SHORT TASK = Search the records for the word "нужд" and pick out every line that has it.
- - -
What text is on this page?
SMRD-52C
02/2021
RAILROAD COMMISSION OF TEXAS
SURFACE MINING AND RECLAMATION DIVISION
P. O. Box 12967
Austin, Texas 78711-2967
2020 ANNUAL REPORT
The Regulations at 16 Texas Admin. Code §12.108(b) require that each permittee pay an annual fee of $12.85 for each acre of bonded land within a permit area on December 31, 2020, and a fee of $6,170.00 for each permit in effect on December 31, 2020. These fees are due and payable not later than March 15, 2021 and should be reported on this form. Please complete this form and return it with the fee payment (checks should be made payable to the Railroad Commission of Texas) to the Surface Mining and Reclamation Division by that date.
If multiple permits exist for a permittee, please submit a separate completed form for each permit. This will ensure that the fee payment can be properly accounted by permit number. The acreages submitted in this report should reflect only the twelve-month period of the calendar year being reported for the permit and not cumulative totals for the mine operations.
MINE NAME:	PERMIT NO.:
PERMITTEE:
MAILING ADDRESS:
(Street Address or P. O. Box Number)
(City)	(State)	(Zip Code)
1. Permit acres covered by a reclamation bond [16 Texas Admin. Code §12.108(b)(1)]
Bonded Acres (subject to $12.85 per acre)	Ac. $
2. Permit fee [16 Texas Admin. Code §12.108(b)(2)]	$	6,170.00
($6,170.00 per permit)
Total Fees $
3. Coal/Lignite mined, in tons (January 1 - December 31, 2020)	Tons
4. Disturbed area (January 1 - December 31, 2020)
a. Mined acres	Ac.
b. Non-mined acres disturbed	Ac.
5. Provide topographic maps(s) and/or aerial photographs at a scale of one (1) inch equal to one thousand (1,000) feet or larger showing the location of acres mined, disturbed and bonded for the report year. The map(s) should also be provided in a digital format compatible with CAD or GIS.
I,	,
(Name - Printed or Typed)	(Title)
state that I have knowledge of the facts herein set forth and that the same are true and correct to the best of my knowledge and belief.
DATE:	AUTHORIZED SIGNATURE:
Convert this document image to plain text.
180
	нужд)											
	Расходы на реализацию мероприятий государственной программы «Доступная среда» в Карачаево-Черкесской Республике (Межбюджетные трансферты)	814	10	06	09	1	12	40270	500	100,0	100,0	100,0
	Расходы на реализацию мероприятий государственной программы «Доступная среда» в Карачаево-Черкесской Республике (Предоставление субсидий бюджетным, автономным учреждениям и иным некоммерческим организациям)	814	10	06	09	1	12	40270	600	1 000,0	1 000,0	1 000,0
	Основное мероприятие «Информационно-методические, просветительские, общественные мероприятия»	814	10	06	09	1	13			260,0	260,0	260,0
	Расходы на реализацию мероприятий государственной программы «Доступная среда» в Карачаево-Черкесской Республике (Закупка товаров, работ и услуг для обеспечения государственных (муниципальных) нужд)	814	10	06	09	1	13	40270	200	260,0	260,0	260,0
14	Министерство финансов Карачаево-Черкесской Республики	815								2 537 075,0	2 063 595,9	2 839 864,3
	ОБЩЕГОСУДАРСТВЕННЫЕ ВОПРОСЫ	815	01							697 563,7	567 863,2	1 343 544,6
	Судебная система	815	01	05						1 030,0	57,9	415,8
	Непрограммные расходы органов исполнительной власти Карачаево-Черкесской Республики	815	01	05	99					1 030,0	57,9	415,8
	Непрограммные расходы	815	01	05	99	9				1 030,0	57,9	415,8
- - -
EXERCISE RESULT =
	нужд)											
	Расходы на реализацию мероприятий государственной программы «Доступная среда» в Карачаево-Черкесской Республике (Закупка товаров, работ и услуг для обеспечения государственных (муниципальных) нужд)	814	10	06	09	1	13	40270	200	260,0	260,0	260,0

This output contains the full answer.